-- begin Records supplied --

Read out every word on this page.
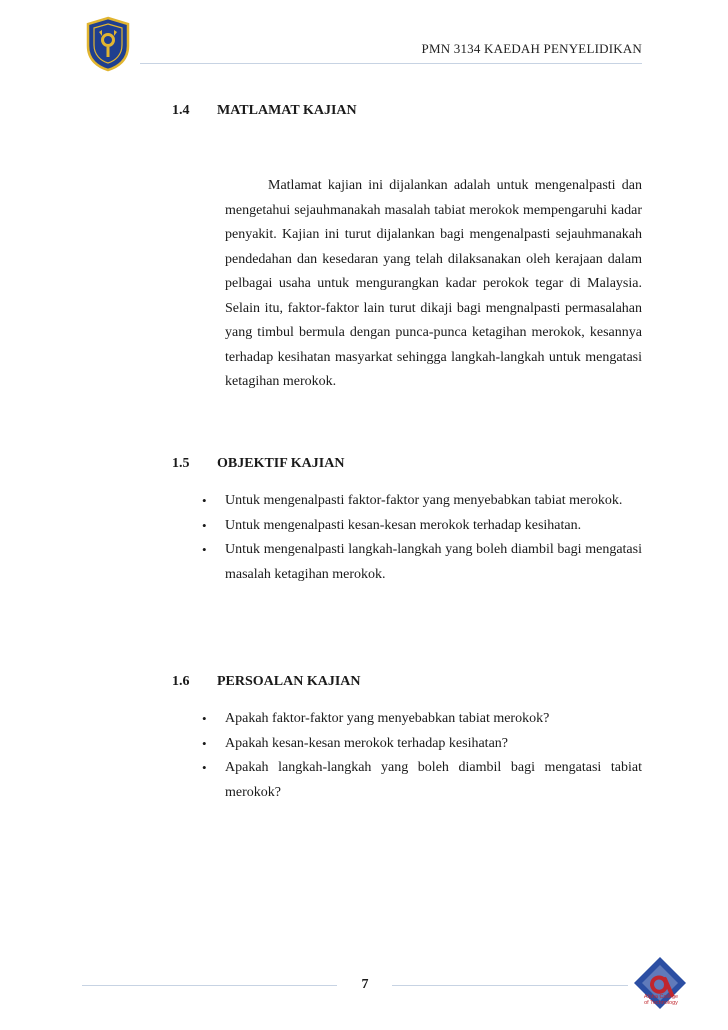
PMN 3134 KAEDAH PENYELIDIKAN
1.4 MATLAMAT KAJIAN

Matlamat kajian ini dijalankan adalah untuk mengenalpasti dan mengetahui sejauhmanakah masalah tabiat merokok mempengaruhi kadar penyakit. Kajian ini turut dijalankan bagi mengenalpasti sejauhmanakah pendedahan dan kesedaran yang telah dilaksanakan oleh kerajaan dalam pelbagai usaha untuk mengurangkan kadar perokok tegar di Malaysia. Selain itu, faktor-faktor lain turut dikaji bagi mengnalpasti permasalahan yang timbul bermula dengan punca-punca ketagihan merokok, kesannya terhadap kesihatan masyarkat sehingga langkah-langkah untuk mengatasi ketagihan merokok.

1.5 OBJEKTIF KAJIAN
• Untuk mengenalpasti faktor-faktor yang menyebabkan tabiat merokok.
• Untuk mengenalpasti kesan-kesan merokok terhadap kesihatan.
• Untuk mengenalpasti langkah-langkah yang boleh diambil bagi mengatasi masalah ketagihan merokok.
1.6 PERSOALAN KAJIAN
• Apakah faktor-faktor yang menyebabkan tabiat merokok?
• Apakah kesan-kesan merokok terhadap kesihatan?
• Apakah langkah-langkah yang boleh diambil bagi mengatasi tabiat merokok?
7
Alpha College
of Technology
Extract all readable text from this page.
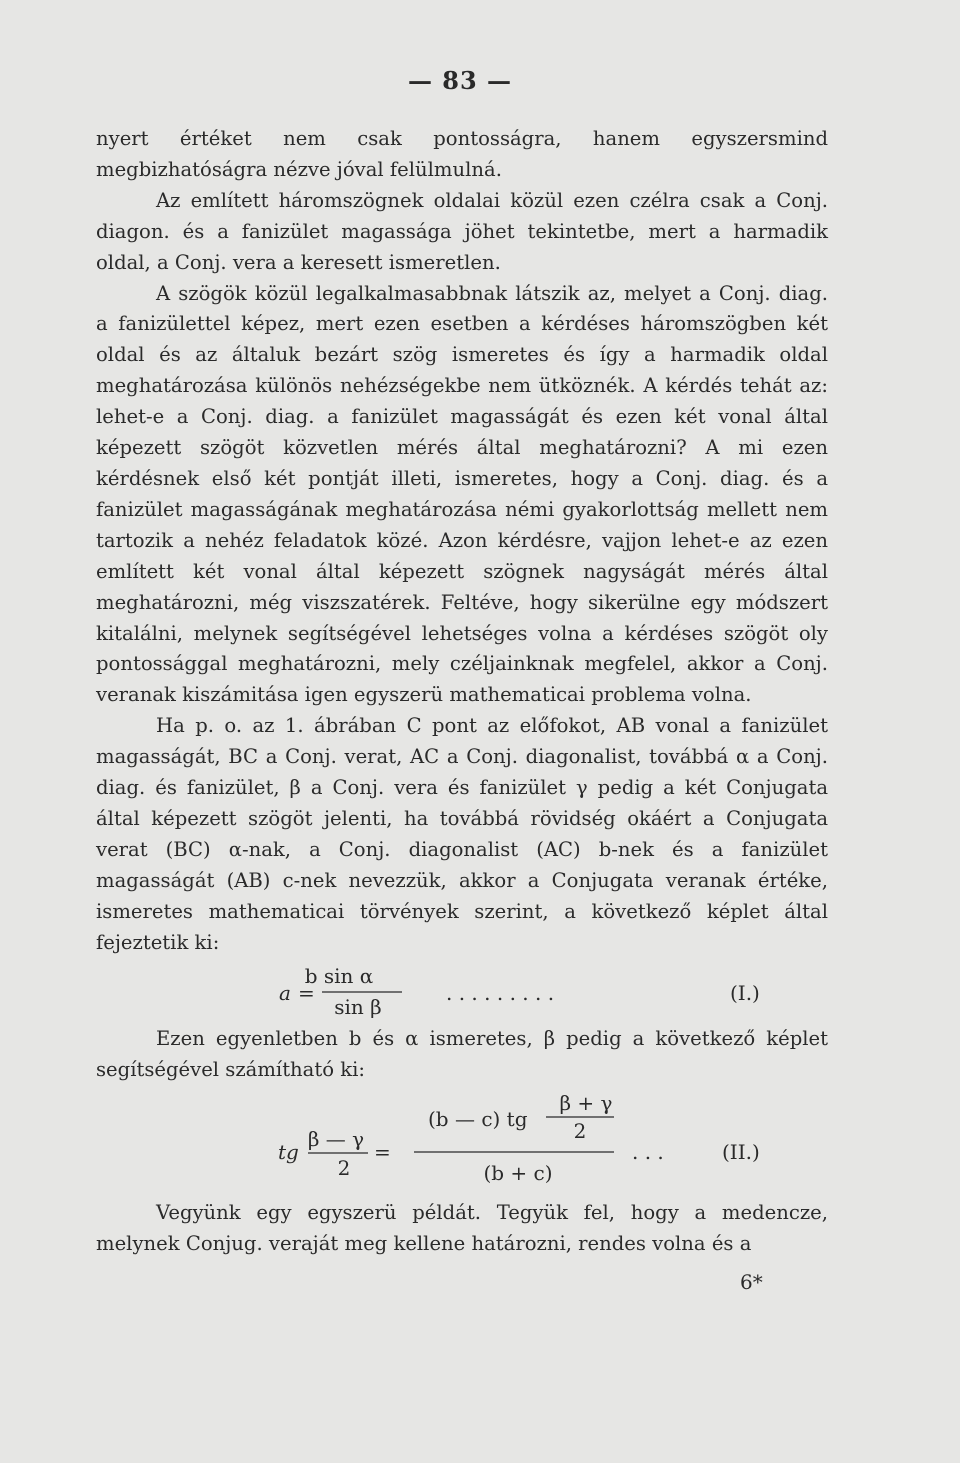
— 83 —

nyert értéket nem csak pontosságra, hanem egyszersmind megbizhatóságra nézve jóval felülmulná.

Az említett háromszögnek oldalai közül ezen czélra csak a Conj. diagon. és a fanizület magassága jöhet tekintetbe, mert a harmadik oldal, a Conj. vera a keresett ismeretlen.

A szögök közül legalkalmasabbnak látszik az, melyet a Conj. diag. a fanizülettel képez, mert ezen esetben a kérdéses háromszögben két oldal és az általuk bezárt szög ismeretes és így a harmadik oldal meghatározása különös nehézségekbe nem ütköznék. A kérdés tehát az: lehet-e a Conj. diag. a fanizület magasságát és ezen két vonal által képezett szögöt közvetlen mérés által meghatározni? A mi ezen kérdésnek első két pontját illeti, ismeretes, hogy a Conj. diag. és a fanizület magasságának meghatározása némi gyakorlottság mellett nem tartozik a nehéz feladatok közé. Azon kérdésre, vajjon lehet-e az ezen említett két vonal által képezett szögnek nagyságát mérés által meghatározni, még viszszatérek. Feltéve, hogy sikerülne egy módszert kitalálni, melynek segítségével lehetséges volna a kérdéses szögöt oly pontossággal meghatározni, mely czéljainknak megfelel, akkor a Conj. veranak kiszámitása igen egyszerü mathematicai problema volna.

Ha p. o. az 1. ábrában C pont az előfokot, AB vonal a fanizület magasságát, BC a Conj. verat, AC a Conj. diagonalist, továbbá α a Conj. diag. és fanizület, β a Conj. vera és fanizület γ pedig a két Conjugata által képezett szögöt jelenti, ha továbbá rövidség okáért a Conjugata verat (BC) α-nak, a Conj. diagonalist (AC) b-nek és a fanizület magasságát (AB) c-nek nevezzük, akkor a Conjugata veranak értéke, ismeretes mathematicai törvények szerint, a következő képlet által fejeztetik ki:

a =
b sin α
sin β
. . . . . . . . .	(I.)

Ezen egyenletben b és α ismeretes, β pedig a következő képlet segítségével számítható ki:

tg
β — γ
2
=
(b — c) tg
β + γ
2
(b + c)
. . .	(II.)

Vegyünk egy egyszerü példát. Tegyük fel, hogy a medencze, melynek Conjug. veraját meg kellene határozni, rendes volna és a

6*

-- end Records supplied --

▶ _Given problem_
Extract every line from the records above that contains the word "langkah".

▶ _Complete answer_
Matlamat kajian ini dijalankan adalah untuk mengenalpasti dan mengetahui sejauhmanakah masalah tabiat merokok mempengaruhi kadar penyakit. Kajian ini turut dijalankan bagi mengenalpasti sejauhmanakah pendedahan dan kesedaran yang telah dilaksanakan oleh kerajaan dalam pelbagai usaha untuk mengurangkan kadar perokok tegar di Malaysia. Selain itu, faktor-faktor lain turut dikaji bagi mengnalpasti permasalahan yang timbul bermula dengan punca-punca ketagihan merokok, kesannya terhadap kesihatan masyarkat sehingga langkah-langkah untuk mengatasi ketagihan merokok.
• Untuk mengenalpasti langkah-langkah yang boleh diambil bagi mengatasi masalah ketagihan merokok.
• Apakah langkah-langkah yang boleh diambil bagi mengatasi tabiat merokok?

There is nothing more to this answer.